[EXERCISE DESCRIPTION] Find every line in the records below that contains the word "structured", and copy each such line.

● ● ●

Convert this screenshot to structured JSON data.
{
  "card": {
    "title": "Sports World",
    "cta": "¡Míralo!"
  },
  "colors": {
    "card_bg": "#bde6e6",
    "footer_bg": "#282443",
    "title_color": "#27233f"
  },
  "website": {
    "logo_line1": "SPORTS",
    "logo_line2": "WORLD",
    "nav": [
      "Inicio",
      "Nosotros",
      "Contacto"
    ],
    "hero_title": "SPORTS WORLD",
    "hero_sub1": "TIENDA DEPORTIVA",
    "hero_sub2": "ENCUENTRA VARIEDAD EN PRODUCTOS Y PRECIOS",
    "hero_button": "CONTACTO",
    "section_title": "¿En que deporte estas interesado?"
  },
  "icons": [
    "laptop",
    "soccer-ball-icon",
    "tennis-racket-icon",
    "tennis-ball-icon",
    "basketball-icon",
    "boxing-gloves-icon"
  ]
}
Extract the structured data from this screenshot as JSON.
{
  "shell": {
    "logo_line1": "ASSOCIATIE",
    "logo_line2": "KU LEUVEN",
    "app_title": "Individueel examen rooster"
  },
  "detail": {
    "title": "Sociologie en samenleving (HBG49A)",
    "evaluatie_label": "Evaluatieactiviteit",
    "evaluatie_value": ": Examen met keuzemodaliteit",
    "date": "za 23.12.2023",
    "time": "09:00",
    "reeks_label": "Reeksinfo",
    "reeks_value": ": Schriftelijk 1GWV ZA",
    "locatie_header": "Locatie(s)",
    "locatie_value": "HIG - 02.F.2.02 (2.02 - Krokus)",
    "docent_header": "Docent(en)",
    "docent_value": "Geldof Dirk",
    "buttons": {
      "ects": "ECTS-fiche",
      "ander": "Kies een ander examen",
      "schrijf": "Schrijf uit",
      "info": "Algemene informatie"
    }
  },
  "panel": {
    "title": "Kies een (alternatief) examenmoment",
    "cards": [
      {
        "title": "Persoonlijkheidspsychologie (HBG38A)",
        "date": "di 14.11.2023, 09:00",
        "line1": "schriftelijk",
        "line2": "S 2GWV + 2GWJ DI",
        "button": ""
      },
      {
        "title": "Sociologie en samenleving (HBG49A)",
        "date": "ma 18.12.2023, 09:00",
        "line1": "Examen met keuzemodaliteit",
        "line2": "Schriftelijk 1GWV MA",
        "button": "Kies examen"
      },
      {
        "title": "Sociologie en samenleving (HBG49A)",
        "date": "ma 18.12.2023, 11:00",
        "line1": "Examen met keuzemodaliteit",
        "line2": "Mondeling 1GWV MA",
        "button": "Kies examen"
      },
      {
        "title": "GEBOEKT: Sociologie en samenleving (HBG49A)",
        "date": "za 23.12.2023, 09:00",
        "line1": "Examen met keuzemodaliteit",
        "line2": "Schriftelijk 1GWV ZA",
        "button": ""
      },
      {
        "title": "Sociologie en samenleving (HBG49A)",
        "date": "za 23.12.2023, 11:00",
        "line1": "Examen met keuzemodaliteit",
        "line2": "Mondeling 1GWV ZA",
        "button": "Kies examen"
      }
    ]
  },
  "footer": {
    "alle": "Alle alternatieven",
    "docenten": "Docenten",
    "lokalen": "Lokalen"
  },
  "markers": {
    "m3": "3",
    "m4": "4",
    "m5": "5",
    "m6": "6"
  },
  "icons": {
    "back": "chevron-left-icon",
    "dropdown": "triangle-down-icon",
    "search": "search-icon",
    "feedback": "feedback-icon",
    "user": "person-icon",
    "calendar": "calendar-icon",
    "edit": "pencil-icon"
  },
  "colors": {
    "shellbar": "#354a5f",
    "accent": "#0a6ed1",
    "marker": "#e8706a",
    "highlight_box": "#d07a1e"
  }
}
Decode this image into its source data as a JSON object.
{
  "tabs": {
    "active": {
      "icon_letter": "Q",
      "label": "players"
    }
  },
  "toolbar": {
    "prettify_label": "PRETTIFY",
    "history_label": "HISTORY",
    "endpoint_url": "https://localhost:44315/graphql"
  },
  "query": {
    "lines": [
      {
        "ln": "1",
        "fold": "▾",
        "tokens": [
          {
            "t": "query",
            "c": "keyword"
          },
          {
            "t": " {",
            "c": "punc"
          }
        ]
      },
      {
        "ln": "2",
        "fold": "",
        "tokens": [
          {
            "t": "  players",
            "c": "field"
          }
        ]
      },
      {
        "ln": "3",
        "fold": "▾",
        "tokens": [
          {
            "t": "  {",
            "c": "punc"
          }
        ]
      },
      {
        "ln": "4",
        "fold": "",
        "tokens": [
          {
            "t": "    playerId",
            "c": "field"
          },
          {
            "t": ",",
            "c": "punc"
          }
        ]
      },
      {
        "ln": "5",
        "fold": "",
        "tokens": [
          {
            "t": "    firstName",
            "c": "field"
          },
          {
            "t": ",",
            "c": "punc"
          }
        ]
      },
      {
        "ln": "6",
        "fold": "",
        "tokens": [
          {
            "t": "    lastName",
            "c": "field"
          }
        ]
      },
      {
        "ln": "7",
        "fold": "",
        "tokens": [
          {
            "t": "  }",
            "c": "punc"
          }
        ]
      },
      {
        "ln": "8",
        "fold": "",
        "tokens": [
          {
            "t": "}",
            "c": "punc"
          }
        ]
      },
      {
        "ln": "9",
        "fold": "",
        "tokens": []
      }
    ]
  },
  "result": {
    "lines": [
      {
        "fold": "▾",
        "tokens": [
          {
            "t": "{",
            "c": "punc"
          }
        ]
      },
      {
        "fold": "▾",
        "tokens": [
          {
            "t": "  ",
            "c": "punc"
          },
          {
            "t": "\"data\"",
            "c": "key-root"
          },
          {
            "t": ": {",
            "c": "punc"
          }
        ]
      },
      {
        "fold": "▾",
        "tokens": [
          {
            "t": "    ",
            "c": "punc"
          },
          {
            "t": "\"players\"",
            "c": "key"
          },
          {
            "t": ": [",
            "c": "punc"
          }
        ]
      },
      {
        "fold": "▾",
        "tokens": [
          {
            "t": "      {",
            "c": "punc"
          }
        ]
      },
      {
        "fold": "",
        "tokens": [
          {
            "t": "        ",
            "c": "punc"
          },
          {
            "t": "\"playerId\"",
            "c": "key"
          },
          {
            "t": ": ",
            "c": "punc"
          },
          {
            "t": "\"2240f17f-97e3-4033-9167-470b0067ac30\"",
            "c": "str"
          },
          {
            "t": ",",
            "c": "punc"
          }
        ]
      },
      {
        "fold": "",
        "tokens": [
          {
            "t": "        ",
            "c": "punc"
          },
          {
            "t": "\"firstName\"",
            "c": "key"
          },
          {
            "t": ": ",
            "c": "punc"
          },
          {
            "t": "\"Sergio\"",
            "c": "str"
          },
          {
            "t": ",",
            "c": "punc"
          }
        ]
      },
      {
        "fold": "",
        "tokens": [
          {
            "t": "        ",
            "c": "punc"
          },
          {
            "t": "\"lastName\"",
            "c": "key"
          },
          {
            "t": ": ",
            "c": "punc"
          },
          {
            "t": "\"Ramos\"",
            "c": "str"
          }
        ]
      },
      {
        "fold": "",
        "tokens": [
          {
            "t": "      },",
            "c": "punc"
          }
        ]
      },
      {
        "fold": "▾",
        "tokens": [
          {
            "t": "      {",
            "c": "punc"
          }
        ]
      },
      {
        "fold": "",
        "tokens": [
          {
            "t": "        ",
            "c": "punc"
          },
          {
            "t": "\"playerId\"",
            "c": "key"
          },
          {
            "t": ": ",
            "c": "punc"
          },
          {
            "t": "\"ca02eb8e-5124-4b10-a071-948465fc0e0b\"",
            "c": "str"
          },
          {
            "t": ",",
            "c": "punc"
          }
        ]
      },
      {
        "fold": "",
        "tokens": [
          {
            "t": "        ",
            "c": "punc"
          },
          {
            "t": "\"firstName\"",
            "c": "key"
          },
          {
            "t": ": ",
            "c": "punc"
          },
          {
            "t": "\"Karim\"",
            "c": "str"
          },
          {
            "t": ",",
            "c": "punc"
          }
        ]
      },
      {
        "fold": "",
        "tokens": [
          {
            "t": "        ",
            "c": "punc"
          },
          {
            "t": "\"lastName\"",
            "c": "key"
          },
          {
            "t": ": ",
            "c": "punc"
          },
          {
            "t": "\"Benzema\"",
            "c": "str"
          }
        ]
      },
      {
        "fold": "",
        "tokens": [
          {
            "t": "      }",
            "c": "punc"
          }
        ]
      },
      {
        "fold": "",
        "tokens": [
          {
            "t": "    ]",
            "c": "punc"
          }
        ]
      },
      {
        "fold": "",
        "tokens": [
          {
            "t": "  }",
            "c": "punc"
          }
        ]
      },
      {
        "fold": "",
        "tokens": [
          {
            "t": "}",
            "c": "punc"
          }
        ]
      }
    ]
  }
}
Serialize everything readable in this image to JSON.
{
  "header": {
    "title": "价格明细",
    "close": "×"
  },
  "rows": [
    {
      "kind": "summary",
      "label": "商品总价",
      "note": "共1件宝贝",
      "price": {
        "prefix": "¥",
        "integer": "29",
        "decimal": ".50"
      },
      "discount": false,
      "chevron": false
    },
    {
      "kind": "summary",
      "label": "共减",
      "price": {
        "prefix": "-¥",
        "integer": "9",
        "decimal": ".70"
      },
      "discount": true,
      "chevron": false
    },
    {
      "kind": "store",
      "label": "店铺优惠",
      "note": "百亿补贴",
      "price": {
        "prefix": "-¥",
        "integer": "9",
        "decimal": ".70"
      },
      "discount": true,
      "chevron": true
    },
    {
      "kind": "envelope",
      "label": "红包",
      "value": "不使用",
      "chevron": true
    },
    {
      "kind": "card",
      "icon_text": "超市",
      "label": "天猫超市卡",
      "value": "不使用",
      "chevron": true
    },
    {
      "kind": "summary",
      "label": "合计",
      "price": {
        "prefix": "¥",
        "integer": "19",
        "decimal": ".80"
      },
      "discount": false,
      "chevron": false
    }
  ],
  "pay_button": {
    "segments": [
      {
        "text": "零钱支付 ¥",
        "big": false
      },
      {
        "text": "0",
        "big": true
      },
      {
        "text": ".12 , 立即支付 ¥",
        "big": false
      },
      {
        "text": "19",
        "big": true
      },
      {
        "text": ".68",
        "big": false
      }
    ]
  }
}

● ● ●

[FINAL RESULT]
Convert this screenshot to structured JSON data.
Extract the structured data from this screenshot as JSON.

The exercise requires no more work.